** start of Document passage **

The novel 2-D nanostructured MXene Ti₂CT_x was synthesized by solution etching.⁴⁸ Initially, 5.0 g LiF was dispersed into 100 mL 6 M HCl solution in a PTFE container. After ultrasonic concussion for 10 min, 5.0 g Ti₂AlC was weighed and added to the above solution over 5 min and ultrasonic vibration was continued for 30 min. Afterwards, the container was transferred to a magnetic stirring apparatus and stirred for 48 hours at 40 °C. The resulting suspension was subjected to ultrasonic treatment for 10 min and then centrifuged at 5000 rpm for 10 min. The supernatant was decanted and the remaining sediment was washed with DW several times until the pH value of the supernatant was close to neutral. Finally, the sediment was washed with ethyl alcohol three times and dried in a vacuum at 80 °C for 12 h.

2.3 Fabrication of Ti₂CT_x/EP nanocomposite

Initially, different masses (0.5 g, 1.0 g, 1.5 g and 2.0 g, respectively) of the prepared Ti₂CT_x were weighed, dispersed into 10 mL acetone and subjected to ultrasonic vibration for 30 min at room temperature (RT). Then EP (100 g) and AF (0.25 g) were added to the above solutions with simultaneous mechanical stirring at a speed of 1500 rpm and ultrasonic treatment for 1 hour at RT and then heated to 50 °C with continued stirring at the same speed, again with ultrasonic treatment, for 30 min. An intermediate degassing procedure was carried out at 60 °C for 5 hours to remove acetone and trapped air. Afterwards, the hardener EMI-2,4 (5 g) was added and stirring and ultrasonic concussion were continued for one hour, then the mixture was degassed by vacuum-pumping for 2 hours at RT. The resulting mixture was highly degassed, followed by being poured into a PTFE mould, which had been preheated at 80 °C in order to ensure better wetting between the mixture and the mould. Afterwards, the curing process included three stages, namely, pre-curing at 60 °C for 1 h, curing at 100 °C for 2 h and post-curing at 120 °C for 2 h. The whole process was carried out in a high-temperature drying oven.

** end of Document passage **
** start of Data lines **

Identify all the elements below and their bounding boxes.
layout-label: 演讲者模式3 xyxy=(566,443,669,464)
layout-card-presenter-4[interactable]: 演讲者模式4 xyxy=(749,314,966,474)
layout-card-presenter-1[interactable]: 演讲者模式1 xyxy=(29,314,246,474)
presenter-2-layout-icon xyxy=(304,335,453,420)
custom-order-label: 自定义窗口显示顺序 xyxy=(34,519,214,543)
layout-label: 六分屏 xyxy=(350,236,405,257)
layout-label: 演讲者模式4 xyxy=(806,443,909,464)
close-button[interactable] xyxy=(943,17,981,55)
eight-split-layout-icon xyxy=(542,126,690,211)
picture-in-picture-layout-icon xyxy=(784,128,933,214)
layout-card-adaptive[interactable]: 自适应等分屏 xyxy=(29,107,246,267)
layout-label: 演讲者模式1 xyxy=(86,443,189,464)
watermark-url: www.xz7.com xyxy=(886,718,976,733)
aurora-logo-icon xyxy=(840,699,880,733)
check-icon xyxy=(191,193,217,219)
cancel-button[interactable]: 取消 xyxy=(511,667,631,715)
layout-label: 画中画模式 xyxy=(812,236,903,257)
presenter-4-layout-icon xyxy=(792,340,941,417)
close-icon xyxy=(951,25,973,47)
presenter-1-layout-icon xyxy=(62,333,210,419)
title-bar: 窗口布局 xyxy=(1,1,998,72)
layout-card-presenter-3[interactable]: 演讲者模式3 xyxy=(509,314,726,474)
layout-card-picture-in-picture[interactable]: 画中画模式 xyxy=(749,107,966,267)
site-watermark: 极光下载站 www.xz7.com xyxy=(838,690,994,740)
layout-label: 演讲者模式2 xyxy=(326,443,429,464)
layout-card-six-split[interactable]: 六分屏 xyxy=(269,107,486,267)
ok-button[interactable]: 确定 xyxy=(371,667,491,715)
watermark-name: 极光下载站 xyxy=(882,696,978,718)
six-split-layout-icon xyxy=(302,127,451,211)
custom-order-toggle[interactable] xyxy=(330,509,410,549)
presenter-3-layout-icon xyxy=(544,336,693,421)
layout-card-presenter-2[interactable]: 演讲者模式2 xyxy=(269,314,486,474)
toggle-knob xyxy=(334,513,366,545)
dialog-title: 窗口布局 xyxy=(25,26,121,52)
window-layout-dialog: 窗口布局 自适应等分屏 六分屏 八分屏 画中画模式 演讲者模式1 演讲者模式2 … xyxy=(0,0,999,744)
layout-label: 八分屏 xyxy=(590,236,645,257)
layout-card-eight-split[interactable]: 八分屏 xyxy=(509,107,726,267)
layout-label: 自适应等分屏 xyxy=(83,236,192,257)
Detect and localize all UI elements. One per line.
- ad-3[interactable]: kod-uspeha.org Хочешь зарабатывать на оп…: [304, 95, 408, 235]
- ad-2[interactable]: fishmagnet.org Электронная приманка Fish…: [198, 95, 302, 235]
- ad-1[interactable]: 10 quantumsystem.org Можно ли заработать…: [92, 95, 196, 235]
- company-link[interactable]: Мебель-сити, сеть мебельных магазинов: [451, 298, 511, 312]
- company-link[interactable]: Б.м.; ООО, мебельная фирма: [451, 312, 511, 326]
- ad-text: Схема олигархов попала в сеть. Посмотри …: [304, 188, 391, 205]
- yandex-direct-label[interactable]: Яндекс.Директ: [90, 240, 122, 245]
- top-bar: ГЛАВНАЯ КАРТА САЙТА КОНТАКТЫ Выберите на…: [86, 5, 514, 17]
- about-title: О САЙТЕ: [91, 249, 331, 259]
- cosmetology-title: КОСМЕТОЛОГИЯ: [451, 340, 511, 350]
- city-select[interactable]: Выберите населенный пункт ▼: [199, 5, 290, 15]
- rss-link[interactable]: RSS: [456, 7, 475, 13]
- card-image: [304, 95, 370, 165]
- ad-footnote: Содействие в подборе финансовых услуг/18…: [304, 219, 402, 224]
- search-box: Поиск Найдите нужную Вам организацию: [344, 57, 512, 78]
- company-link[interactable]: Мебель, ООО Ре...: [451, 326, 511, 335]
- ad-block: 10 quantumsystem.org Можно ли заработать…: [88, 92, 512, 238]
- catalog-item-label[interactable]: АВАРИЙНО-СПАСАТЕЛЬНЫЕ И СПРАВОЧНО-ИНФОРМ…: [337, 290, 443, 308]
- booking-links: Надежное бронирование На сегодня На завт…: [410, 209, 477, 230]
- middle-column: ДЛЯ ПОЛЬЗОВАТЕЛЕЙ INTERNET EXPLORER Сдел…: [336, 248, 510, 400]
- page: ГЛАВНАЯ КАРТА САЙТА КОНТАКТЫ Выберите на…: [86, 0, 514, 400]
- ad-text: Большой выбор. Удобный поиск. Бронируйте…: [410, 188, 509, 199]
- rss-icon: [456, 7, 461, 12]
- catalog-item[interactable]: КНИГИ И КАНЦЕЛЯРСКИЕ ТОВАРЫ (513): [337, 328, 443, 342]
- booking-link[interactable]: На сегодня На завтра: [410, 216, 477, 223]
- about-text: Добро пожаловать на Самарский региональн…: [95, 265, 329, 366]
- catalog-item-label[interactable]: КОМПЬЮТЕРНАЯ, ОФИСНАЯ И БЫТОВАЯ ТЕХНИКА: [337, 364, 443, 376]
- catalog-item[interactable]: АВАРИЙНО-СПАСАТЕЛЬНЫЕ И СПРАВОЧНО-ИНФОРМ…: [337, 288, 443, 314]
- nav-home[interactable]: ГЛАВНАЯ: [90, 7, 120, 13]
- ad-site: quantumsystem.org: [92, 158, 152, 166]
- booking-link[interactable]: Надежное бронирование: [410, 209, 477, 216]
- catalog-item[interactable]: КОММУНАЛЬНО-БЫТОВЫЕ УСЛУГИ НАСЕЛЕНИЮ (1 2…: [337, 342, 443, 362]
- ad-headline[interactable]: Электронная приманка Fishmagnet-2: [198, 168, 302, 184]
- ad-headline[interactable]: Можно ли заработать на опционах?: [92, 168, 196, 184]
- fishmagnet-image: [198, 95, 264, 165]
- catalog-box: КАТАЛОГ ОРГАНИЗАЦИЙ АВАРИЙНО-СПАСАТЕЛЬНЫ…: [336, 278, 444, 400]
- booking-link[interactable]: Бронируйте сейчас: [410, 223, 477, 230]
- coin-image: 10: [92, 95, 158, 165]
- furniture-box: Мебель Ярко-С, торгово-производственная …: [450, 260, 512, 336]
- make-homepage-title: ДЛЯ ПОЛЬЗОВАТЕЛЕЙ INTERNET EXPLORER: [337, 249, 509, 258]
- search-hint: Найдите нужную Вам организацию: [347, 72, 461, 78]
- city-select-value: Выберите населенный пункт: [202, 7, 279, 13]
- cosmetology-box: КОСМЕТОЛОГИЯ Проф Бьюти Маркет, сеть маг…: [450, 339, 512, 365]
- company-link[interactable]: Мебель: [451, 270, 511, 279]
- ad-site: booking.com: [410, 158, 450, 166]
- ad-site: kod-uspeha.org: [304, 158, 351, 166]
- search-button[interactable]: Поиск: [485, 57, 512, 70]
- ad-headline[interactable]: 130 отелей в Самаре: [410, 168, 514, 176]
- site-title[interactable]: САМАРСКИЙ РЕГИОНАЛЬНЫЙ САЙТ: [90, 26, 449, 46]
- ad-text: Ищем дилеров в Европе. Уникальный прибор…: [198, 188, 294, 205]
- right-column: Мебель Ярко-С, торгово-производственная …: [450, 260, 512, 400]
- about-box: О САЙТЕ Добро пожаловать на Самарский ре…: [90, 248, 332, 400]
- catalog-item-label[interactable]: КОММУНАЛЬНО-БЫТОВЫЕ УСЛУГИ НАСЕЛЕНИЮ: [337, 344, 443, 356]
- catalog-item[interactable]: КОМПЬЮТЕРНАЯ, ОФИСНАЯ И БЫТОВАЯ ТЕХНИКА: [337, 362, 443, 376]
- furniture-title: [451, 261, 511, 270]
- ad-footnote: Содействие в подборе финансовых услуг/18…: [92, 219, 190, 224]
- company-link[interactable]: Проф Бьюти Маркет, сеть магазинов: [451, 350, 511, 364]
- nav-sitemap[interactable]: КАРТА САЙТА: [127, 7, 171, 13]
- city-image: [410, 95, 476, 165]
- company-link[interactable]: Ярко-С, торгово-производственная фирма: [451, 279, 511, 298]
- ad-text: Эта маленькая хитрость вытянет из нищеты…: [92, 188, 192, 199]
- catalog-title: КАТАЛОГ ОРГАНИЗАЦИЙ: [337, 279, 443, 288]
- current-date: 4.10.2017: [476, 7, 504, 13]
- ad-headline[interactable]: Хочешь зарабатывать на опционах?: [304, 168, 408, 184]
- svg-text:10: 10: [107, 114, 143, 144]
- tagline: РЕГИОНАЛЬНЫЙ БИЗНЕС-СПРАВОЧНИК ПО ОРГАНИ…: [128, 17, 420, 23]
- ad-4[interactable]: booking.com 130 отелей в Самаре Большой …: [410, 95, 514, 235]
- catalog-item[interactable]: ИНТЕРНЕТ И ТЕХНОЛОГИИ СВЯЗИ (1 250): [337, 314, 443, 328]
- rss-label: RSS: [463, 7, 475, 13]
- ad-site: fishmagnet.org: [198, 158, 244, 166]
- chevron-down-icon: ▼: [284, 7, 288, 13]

** end of Data lines **

- **Goals**:
1 > Please list each curing stage named in the Ti₂CT_x fabrication passage, with its temperature and duration.
2 > Carry on the Ti₂CT_x fabrication passage from the point where it stops.
The records are separate material, apart from the Ti₂CT_x fabrication passage.

- **Answers below**:
1 > Pre-curing at 60 °C for 1 h; curing at 100 °C for 2 h; post-curing at 120 °C for 2 h.

2 >
2.4 Characterization and measurement

2.4.1 Crystal phase and microstructure observation. X-ray diffraction (XRD, SmartLab X-ray diffractometer equipped with copper target Kα radiation, λ = 1.5406 Å, Rigaku Corporation, Japan) was used to detect the crystal structures of Ti₂AlC, Ti₂CT_x powder and Ti₂CT_x/EP nanocomposites. The samples were scanned over the two theta angle range (2θ) of 2–80° in steps of 0.02° and at a scanning speed of 10° per min to obtain the diffraction patterns.

The morphology and microstructures of the powders and nanocomposites were examined by a field emission gun scanning electron microscope (FEG-SEM, accelerating voltage 10 kV, FEI Quanta 250, Germany). The samples were fixed on a flat metal pallet with conductive adhesive tape and the test surface was sprayed with gold for 90 seconds.

2.4.2 Dynamic mechanical and thermal analysis. Dynamic mechanical analysis (DMA) was conducted using a dynamic mechanical analyzer (DMA Q800, TA Instruments, Inc., USA) equipped with a single cantilever clamp, and the rectangular test specimens had dimensions of 35 mm (length) × 12.5 mm (width) × 2.0 mm (thickness). The test was carried out by a temperature sweep (temperature ramp from 50 °C to 220 °C at 3° per min) method at a constant frequency of 1 Hz to obtain the dynamic storage modulus and damping curves (tan delta) of the specimens. The T_g values obtained from the maximum peaks in the tan delta curves correspond to the T_g temperature.

Creep and recovery tests were performed using the above-mentioned DMA with the same sample dimensions. The creep properties were characterized as a function of creep time for 20 min and recovery time for 20 min under applied stress levels of 5, 10 and 15 MPa at 75 °C.

Thermal gravimetric analysis (TGA) of samples was carried out using a Setaram Evolution 2400 thermal analyzer under an argon flow of 20 mL min⁻¹ with a heating rate of 5 °C min⁻¹ from room temperature to 600 °C.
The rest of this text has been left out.